*Problem requirements:* List each line in which the string "năng" appears.

*Data records:*
────────────────────

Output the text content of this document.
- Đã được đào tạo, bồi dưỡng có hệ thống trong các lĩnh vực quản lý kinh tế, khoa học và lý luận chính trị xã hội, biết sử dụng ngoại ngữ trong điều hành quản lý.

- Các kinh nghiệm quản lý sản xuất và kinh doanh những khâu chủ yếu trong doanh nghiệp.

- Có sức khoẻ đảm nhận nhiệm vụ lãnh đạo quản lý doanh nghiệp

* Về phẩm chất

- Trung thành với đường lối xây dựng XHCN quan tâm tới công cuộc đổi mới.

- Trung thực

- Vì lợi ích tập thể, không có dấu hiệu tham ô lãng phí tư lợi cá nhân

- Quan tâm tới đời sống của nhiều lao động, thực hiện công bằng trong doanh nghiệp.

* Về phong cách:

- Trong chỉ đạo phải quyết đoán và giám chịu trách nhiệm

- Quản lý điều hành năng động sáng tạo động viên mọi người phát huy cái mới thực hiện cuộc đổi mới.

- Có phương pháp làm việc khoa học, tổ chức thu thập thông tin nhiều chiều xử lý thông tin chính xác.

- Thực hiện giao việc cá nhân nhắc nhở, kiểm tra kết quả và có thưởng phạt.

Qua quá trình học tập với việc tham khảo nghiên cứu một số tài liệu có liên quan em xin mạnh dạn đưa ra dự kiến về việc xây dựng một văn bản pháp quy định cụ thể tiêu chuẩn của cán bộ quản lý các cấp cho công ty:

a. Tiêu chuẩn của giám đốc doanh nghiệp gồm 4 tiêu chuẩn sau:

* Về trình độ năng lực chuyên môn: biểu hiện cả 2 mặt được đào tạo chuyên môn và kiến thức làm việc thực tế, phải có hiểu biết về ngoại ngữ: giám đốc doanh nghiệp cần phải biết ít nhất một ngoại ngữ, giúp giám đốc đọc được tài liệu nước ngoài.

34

────────────────────

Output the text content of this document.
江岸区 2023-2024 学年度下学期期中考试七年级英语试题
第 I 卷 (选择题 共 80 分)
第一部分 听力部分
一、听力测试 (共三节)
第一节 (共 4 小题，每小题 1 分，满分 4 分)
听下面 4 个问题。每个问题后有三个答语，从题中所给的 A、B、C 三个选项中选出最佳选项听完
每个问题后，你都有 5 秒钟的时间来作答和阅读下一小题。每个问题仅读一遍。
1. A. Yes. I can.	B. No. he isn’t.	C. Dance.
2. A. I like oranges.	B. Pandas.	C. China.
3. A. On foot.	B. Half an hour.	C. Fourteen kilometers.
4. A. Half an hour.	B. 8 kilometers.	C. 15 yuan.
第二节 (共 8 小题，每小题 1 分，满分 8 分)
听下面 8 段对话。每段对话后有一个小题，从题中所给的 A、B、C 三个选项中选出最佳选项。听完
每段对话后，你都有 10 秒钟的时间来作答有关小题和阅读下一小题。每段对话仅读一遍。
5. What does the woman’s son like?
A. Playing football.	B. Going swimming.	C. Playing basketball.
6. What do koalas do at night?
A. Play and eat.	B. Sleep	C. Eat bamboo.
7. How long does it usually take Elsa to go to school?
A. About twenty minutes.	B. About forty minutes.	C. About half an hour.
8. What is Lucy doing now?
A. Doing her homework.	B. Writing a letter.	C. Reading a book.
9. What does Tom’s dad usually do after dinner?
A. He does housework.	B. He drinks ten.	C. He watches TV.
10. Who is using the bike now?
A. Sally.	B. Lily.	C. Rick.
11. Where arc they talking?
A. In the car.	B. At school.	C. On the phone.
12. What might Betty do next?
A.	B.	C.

────────────────────

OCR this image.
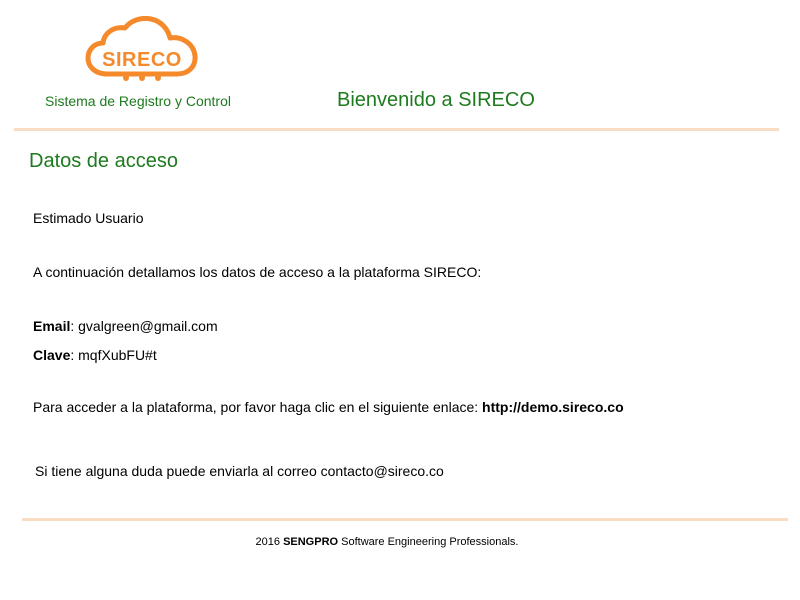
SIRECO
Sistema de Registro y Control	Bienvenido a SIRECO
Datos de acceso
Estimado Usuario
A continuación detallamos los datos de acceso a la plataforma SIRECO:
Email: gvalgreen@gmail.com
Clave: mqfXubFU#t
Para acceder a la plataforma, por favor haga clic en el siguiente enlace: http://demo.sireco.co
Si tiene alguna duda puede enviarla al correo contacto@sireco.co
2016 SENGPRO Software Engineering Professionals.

────────────────────

*Expected answer:*
- Quản lý điều hành năng động sáng tạo động viên mọi người phát huy cái mới thực hiện cuộc đổi mới.
* Về trình độ năng lực chuyên môn: biểu hiện cả 2 mặt được đào tạo chuyên môn và kiến thức làm việc thực tế, phải có hiểu biết về ngoại ngữ: giám đốc doanh nghiệp cần phải biết ít nhất một ngoại ngữ, giúp giám đốc đọc được tài liệu nước ngoài.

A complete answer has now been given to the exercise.